__Problem requirements__
Isolate every line in the records below with "User" in it.

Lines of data

***

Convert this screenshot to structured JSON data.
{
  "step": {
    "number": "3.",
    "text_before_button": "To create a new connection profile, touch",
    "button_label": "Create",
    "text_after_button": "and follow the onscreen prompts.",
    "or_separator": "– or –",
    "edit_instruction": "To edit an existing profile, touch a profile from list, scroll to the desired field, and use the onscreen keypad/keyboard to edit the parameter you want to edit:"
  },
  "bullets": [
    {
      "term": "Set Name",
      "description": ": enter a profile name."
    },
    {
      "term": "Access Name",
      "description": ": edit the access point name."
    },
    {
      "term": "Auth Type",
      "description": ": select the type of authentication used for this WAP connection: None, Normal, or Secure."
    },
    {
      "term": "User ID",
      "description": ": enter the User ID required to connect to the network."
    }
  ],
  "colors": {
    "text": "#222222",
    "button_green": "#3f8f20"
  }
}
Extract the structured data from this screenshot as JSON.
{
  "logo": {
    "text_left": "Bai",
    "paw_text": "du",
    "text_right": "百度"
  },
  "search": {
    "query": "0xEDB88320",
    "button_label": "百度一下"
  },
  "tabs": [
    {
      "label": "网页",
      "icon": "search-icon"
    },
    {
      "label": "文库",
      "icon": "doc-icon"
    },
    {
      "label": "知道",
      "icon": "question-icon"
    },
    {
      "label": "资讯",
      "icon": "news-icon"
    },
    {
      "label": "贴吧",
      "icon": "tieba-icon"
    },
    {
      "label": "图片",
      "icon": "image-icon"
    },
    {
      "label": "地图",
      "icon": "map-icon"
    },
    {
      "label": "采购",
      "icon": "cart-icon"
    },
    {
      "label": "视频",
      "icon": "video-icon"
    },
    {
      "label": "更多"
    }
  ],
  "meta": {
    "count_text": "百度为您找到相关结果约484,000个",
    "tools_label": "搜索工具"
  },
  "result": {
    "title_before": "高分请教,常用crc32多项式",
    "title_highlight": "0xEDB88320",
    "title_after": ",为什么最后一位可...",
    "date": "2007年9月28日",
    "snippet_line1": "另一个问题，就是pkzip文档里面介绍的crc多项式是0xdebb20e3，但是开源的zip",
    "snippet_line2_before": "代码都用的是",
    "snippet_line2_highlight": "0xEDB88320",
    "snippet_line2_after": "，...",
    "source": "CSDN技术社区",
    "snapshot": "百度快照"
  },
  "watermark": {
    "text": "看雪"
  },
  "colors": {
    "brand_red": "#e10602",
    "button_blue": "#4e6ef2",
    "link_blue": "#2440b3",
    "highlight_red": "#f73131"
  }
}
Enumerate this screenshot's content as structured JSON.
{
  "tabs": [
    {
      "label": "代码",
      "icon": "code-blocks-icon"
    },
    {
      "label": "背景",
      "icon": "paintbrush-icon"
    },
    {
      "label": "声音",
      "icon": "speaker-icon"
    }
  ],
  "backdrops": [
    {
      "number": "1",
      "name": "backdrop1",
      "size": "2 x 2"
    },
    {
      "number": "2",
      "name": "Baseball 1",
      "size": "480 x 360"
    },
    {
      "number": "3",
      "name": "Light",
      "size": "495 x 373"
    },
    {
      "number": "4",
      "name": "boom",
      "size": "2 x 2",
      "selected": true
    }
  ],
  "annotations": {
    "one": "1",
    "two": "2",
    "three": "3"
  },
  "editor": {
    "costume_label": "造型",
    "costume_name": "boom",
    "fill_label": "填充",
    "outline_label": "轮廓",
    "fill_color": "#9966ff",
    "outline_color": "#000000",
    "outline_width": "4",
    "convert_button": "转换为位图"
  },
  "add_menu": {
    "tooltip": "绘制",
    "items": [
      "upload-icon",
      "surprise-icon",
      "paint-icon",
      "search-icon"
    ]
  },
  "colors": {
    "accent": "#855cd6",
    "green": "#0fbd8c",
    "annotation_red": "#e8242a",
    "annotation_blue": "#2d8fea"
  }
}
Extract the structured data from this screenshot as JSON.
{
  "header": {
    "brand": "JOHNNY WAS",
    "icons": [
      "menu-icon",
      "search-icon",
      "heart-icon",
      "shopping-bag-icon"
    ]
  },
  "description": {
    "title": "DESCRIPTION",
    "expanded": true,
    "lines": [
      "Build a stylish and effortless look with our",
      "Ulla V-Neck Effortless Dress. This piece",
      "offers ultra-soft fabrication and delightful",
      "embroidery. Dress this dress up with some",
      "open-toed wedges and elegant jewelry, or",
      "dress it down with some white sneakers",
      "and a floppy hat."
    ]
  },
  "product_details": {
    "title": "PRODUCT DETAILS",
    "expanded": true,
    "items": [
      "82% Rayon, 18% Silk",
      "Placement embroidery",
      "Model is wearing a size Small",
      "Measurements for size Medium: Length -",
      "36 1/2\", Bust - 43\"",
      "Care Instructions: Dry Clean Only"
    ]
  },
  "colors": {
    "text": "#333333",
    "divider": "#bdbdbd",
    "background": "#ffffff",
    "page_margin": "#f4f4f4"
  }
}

***

__Final result__
      "term": "User ID",
      "description": ": enter the User ID required to connect to the network."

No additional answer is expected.